Across the entries below, how many lines contain the string "juillet"? Give only the count.

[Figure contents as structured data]

----------

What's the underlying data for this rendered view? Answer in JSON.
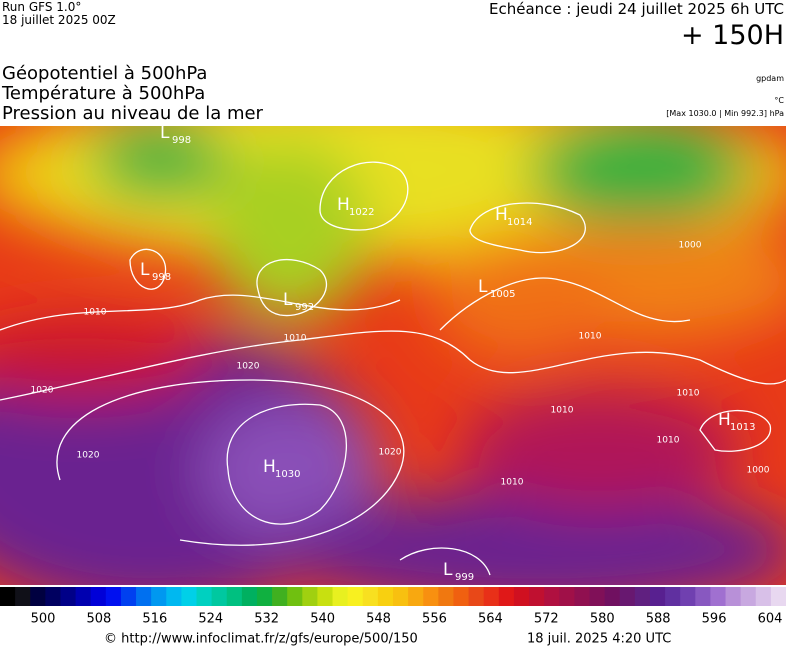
{
  "header": {
    "run": "Run GFS 1.0°",
    "run_date": "18 juillet 2025 00Z",
    "valid": "Echéance : jeudi 24 juillet 2025 6h UTC",
    "lead": "+ 150H",
    "titles": [
      "Géopotentiel à 500hPa",
      "Température à 500hPa",
      "Pression au niveau de la mer"
    ],
    "units": [
      "gpdam",
      "°C",
      "[Max 1030.0 | Min 992.3] hPa"
    ]
  },
  "pressure_centers": [
    {
      "type": "L",
      "value": "998"
    },
    {
      "type": "H",
      "value": "1022"
    },
    {
      "type": "L",
      "value": "998"
    },
    {
      "type": "L",
      "value": "992"
    },
    {
      "type": "H",
      "value": "1014"
    },
    {
      "type": "L",
      "value": "1005"
    },
    {
      "type": "H",
      "value": "1013"
    },
    {
      "type": "H",
      "value": "1030"
    },
    {
      "type": "L",
      "value": "999"
    }
  ],
  "isobar_labels": [
    "1010",
    "1010",
    "1020",
    "1020",
    "1020",
    "1020",
    "1010",
    "1010",
    "1010",
    "1010",
    "1000",
    "1010",
    "1000"
  ],
  "colorbar": {
    "ticks": [
      "500",
      "508",
      "516",
      "524",
      "532",
      "540",
      "548",
      "556",
      "564",
      "572",
      "580",
      "588",
      "596",
      "604"
    ]
  },
  "footer": {
    "source": "© http://www.infoclimat.fr/z/gfs/europe/500/150",
    "issued": "18 juil. 2025  4:20 UTC"
  }
}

----------

§ **Worked solution**: 2